start DATA TO PROCESS

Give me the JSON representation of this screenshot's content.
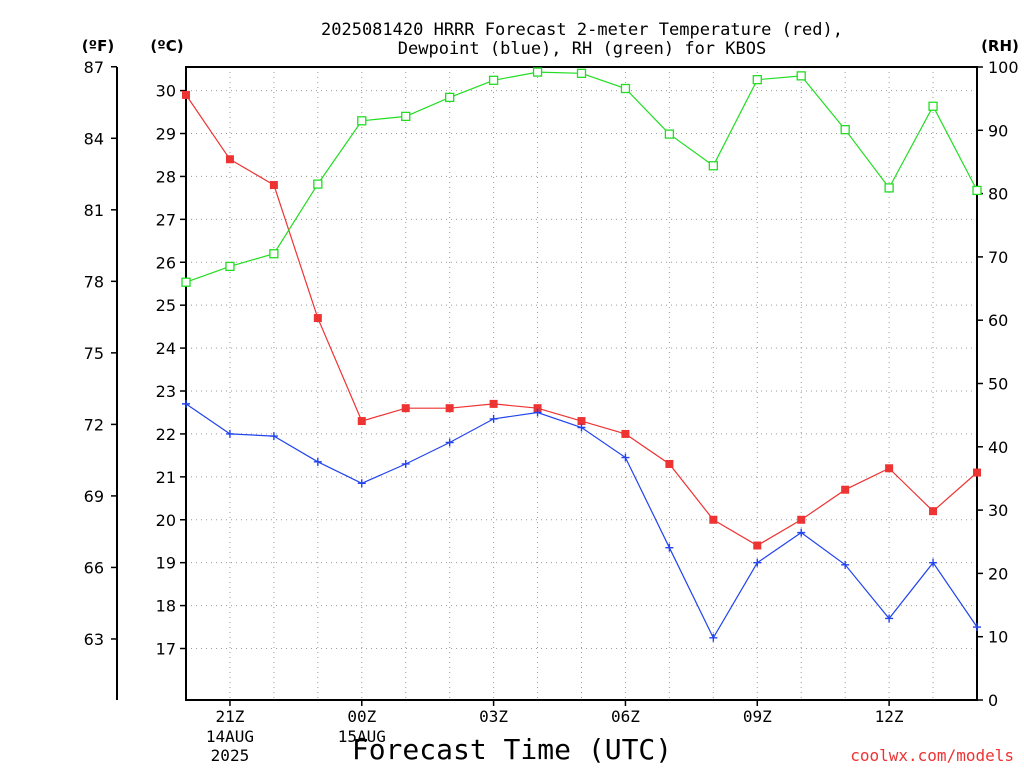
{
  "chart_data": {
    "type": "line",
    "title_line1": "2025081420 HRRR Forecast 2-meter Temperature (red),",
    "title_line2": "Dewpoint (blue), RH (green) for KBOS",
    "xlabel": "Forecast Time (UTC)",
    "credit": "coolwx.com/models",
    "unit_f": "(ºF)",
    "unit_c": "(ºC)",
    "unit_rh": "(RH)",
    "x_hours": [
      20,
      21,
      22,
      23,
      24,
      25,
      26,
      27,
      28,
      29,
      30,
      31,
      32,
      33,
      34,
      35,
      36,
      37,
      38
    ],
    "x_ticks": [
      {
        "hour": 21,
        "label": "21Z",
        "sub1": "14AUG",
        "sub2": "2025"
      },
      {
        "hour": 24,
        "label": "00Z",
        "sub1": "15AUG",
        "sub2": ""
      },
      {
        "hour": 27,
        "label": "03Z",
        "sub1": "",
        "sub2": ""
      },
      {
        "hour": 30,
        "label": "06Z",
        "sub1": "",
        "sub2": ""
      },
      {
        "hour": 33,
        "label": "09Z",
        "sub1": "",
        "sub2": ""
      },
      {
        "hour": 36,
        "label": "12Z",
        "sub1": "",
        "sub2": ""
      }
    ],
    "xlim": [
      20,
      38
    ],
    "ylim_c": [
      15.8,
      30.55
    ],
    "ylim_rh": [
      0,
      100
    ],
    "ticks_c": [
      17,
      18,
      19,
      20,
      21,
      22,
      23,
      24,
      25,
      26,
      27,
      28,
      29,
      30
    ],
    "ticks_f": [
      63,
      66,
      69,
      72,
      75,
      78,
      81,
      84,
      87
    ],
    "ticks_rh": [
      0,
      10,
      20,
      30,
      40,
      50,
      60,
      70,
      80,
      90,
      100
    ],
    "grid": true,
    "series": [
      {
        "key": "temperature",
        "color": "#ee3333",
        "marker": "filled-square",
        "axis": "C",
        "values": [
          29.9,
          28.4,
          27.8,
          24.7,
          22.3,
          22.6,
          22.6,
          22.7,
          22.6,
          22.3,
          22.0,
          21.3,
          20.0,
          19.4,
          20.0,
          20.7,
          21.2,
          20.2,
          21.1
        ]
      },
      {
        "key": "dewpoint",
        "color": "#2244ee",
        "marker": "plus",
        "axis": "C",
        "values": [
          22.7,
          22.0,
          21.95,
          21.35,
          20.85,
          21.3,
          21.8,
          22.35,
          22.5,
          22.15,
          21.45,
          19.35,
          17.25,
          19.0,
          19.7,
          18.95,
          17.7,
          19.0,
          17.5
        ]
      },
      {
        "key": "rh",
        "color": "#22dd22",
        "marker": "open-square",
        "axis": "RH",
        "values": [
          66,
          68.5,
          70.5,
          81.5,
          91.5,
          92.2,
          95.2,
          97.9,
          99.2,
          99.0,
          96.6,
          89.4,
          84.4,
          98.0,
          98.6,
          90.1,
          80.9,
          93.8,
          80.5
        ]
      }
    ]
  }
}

end DATA TO PROCESS

## WHAT IS NEEDED
The pictures should not appear in the copy; every other part of the records above must be returned exactly.

## TASK OUTPUT
Give me the JSON representation of this screenshot's content.
{
  "chart_data": {
    "type": "line",
    "title_line1": "2025081420 HRRR Forecast 2-meter Temperature (red),",
    "title_line2": "Dewpoint (blue), RH (green) for KBOS",
    "xlabel": "Forecast Time (UTC)",
    "credit": "coolwx.com/models",
    "unit_f": "(ºF)",
    "unit_c": "(ºC)",
    "unit_rh": "(RH)",
    "x_hours": [
      20,
      21,
      22,
      23,
      24,
      25,
      26,
      27,
      28,
      29,
      30,
      31,
      32,
      33,
      34,
      35,
      36,
      37,
      38
    ],
    "x_ticks": [
      {
        "hour": 21,
        "label": "21Z",
        "sub1": "14AUG",
        "sub2": "2025"
      },
      {
        "hour": 24,
        "label": "00Z",
        "sub1": "15AUG",
        "sub2": ""
      },
      {
        "hour": 27,
        "label": "03Z",
        "sub1": "",
        "sub2": ""
      },
      {
        "hour": 30,
        "label": "06Z",
        "sub1": "",
        "sub2": ""
      },
      {
        "hour": 33,
        "label": "09Z",
        "sub1": "",
        "sub2": ""
      },
      {
        "hour": 36,
        "label": "12Z",
        "sub1": "",
        "sub2": ""
      }
    ],
    "xlim": [
      20,
      38
    ],
    "ylim_c": [
      15.8,
      30.55
    ],
    "ylim_rh": [
      0,
      100
    ],
    "ticks_c": [
      17,
      18,
      19,
      20,
      21,
      22,
      23,
      24,
      25,
      26,
      27,
      28,
      29,
      30
    ],
    "ticks_f": [
      63,
      66,
      69,
      72,
      75,
      78,
      81,
      84,
      87
    ],
    "ticks_rh": [
      0,
      10,
      20,
      30,
      40,
      50,
      60,
      70,
      80,
      90,
      100
    ],
    "grid": true,
    "series": [
      {
        "key": "temperature",
        "color": "#ee3333",
        "marker": "filled-square",
        "axis": "C",
        "values": [
          29.9,
          28.4,
          27.8,
          24.7,
          22.3,
          22.6,
          22.6,
          22.7,
          22.6,
          22.3,
          22.0,
          21.3,
          20.0,
          19.4,
          20.0,
          20.7,
          21.2,
          20.2,
          21.1
        ]
      },
      {
        "key": "dewpoint",
        "color": "#2244ee",
        "marker": "plus",
        "axis": "C",
        "values": [
          22.7,
          22.0,
          21.95,
          21.35,
          20.85,
          21.3,
          21.8,
          22.35,
          22.5,
          22.15,
          21.45,
          19.35,
          17.25,
          19.0,
          19.7,
          18.95,
          17.7,
          19.0,
          17.5
        ]
      },
      {
        "key": "rh",
        "color": "#22dd22",
        "marker": "open-square",
        "axis": "RH",
        "values": [
          66,
          68.5,
          70.5,
          81.5,
          91.5,
          92.2,
          95.2,
          97.9,
          99.2,
          99.0,
          96.6,
          89.4,
          84.4,
          98.0,
          98.6,
          90.1,
          80.9,
          93.8,
          80.5
        ]
      }
    ]
  }
}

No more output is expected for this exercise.